Dataset excerpt:
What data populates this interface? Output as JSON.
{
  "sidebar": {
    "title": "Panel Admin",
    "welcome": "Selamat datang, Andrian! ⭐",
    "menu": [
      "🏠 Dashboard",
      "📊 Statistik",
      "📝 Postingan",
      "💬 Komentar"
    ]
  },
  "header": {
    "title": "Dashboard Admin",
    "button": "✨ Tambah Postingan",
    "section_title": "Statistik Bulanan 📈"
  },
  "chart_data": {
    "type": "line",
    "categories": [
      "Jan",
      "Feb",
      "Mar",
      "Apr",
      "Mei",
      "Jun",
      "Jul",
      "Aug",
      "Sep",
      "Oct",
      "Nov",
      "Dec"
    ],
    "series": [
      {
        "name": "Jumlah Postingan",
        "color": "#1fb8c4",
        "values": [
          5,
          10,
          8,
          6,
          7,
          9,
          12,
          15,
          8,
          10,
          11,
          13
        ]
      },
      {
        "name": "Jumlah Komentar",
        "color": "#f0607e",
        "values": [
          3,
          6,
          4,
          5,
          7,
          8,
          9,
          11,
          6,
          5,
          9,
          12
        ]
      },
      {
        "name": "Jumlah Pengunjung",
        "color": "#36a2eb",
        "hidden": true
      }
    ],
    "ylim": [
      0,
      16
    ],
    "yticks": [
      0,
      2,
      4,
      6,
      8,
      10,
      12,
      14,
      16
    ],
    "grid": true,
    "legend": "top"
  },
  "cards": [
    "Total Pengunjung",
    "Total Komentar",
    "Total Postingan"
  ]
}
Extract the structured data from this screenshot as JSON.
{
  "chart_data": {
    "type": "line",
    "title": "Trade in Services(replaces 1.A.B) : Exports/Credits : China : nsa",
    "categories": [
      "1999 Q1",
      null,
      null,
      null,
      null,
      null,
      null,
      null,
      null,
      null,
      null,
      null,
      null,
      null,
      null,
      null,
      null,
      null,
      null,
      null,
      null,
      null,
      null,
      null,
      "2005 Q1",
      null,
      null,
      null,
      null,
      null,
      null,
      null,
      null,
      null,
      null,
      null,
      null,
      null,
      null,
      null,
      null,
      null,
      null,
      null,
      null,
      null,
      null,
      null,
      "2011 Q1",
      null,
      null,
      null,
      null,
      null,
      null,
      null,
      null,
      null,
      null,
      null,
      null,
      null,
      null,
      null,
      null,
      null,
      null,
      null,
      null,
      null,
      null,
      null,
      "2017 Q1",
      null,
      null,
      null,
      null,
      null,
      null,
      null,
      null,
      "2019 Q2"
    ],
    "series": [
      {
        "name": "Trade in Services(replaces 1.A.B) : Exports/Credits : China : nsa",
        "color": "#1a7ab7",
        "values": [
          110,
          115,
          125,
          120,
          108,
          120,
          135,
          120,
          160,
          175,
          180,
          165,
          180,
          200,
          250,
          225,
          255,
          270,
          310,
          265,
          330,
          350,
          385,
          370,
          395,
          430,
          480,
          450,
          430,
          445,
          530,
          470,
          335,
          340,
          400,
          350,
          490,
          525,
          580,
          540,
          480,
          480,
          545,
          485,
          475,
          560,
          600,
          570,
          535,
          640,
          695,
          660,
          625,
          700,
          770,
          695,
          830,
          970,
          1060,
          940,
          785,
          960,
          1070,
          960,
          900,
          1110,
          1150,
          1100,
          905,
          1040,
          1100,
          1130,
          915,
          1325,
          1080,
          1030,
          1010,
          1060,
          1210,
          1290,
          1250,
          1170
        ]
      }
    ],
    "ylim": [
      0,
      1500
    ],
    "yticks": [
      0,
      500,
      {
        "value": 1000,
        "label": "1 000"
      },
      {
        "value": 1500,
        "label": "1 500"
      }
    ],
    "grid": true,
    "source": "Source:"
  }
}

Task: Copy the lines from the entries above in which the word "Exports" appears.

Final result:
    "title": "Trade in Services(replaces 1.A.B) : Exports/Credits : China : nsa",
        "name": "Trade in Services(replaces 1.A.B) : Exports/Credits : China : nsa",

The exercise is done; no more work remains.